■ Texte source ■

Voilà un peu où on en est.

Google Golem ?

On en sait donc pas trop où on va même si chaque jour on y va.  Le récit mythique du D-ieu potier ou créant l’homme à partir de glaise est dans la Bible, elle vient de Babylone au 13ème siècle avant notre ère (Enuma Elish). L’idée de recréer un être humain est vieille comme le monde et pour les gens de la rue l’intelligence artificielle cette machine « plus forte que l’homme » signifie la réussite de ce vieux projet.

Pour finir je voudrais vous raconter une légende qui me semble éclairer notre réflexion. Celle du Golem.

Le mot Golem vient du psaume 139, 16 écrit il y a 2500 ans dans la Bible.

« Quand je n’étais qu’une masse informe (Golem),  tes yeux me voyaient;

Et sur ton livre tous mes jours étaient inscrits, recensés avant qu’un seul ne soit.
Que tes pensées sont pour moi difficiles, Dieu, que leur somme est imposante !
Je les compte : plus nombreuses que le sable ! Je m’éveille : je suis encore avec toi. »

Trouve-t-on meilleur exposé du problème ?

Golem

Selon la légende, le Golem aurait été conçu au 16 ème siècle par le Maharal de Prague (Rabbi Loew). C’était un géant d’argile à la force herculéenne chargé de protéger la communauté juive. Le Maharal lui aurait donné la vie en inscrivant EMET (la vérité) sur son front. Cet homme muet et mystérieux devint une célébrité à Prague. Le Golem suivait partout le Maharal comme un muet fidèle, le servant, lui ouvrant la route.

Mais un jour le Maharal le laissa seul… et le Golem se révolta. Il parcourait les rues en brisant tout sur son passage.

On appela la Maharal qui accourut. Quand le Rabbi Loew fut prévenu de la panique qui régnait en ville, il cria au ciel : « Golem, reste où tu es ! ». Et le Golem se figea. Le Maharal s’approcha et comme à son habitude le Golem se prosterna devant son maître.

 

Le Maharal effaça alors sur son front d’argile la première lettre du mot EMET (l’aleph) et le mot devint MET(H) qui signifie « la mort ».

Le Golem redevint alors de la terre glaise, soumise à son créateur.

■ Consigne ■
Citez le passage du texte sur le Golem qui va de « Le mot Golem » jusqu'à « est imposante ! » inclus. Les lignes qui suivent n'ont aucun lien avec le texte.

■ Lignes de données ■
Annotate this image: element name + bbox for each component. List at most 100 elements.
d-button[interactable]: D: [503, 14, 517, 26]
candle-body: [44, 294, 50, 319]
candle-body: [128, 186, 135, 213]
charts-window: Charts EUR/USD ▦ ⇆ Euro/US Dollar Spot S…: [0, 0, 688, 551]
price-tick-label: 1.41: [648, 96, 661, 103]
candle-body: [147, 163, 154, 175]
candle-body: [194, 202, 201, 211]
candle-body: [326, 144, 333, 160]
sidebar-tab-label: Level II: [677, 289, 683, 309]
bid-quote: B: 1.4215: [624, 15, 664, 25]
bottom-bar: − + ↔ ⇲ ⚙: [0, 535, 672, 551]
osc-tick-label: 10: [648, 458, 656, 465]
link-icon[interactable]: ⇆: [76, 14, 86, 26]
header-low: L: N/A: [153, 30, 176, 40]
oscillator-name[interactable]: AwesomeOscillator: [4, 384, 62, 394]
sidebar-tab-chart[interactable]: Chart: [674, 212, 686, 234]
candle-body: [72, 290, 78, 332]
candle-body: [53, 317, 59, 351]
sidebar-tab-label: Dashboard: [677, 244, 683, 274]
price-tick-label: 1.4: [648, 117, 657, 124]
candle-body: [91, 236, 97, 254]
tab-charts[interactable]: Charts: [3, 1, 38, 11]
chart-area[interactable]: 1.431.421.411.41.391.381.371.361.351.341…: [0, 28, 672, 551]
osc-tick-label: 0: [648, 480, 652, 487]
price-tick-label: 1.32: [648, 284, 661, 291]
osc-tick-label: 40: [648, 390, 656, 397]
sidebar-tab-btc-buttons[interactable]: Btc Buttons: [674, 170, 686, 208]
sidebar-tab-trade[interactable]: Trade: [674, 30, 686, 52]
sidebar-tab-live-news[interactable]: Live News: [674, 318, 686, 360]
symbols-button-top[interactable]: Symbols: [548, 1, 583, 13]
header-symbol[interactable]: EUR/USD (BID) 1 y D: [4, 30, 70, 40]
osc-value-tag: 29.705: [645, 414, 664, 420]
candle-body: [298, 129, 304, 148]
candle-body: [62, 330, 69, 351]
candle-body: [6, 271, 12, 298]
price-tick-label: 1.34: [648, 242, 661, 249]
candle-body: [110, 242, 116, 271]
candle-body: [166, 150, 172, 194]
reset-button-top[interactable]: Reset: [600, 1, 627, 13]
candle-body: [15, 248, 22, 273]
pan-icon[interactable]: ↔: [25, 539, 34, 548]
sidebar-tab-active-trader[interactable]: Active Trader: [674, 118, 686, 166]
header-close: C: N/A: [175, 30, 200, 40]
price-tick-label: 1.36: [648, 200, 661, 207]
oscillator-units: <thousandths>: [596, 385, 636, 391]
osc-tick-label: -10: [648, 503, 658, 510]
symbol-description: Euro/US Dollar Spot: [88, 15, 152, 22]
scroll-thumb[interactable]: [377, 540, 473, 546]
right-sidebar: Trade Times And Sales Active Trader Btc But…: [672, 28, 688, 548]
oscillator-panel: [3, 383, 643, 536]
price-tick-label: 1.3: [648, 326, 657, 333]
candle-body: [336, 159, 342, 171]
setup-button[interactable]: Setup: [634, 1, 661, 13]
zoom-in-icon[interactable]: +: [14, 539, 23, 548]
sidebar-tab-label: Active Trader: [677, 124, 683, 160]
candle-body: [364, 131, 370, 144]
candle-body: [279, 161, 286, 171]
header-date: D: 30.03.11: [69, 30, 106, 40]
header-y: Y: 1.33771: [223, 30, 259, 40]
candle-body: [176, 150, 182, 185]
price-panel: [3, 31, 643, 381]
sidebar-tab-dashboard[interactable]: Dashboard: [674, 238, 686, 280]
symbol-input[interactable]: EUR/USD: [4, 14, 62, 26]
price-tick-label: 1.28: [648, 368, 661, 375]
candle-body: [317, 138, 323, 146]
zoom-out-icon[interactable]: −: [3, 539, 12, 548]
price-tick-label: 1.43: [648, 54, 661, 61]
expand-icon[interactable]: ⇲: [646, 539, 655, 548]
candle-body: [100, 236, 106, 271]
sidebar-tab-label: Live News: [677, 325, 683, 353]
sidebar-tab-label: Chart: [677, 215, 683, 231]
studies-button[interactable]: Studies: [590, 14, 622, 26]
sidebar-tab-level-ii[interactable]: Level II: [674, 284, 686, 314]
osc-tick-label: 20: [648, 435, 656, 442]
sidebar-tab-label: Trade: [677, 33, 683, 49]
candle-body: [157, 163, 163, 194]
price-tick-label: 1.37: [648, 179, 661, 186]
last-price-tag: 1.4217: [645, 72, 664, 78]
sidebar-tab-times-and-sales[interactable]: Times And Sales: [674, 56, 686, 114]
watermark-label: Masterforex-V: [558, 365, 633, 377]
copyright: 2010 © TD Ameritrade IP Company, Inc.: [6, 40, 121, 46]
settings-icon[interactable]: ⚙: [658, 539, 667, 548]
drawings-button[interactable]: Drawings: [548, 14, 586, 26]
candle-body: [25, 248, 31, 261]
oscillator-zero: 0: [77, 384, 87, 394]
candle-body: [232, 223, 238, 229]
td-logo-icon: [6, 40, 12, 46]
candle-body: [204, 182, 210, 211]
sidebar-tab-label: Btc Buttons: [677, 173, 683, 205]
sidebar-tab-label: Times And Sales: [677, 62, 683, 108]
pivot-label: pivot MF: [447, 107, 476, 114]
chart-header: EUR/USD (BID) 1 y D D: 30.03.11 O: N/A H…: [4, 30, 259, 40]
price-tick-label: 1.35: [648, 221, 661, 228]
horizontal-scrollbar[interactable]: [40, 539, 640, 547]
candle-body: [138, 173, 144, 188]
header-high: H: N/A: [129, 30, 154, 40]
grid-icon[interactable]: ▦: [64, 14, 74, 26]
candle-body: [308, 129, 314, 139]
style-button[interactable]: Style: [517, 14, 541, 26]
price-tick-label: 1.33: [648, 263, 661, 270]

■ Votre réponse ■
Le mot Golem vient du psaume 139, 16 écrit il y a 2500 ans dans la Bible.

« Quand je n’étais qu’une masse informe (Golem),  tes yeux me voyaient;

Et sur ton livre tous mes jours étaient inscrits, recensés avant qu’un seul ne soit.
Que tes pensées sont pour moi difficiles, Dieu, que leur somme est imposante !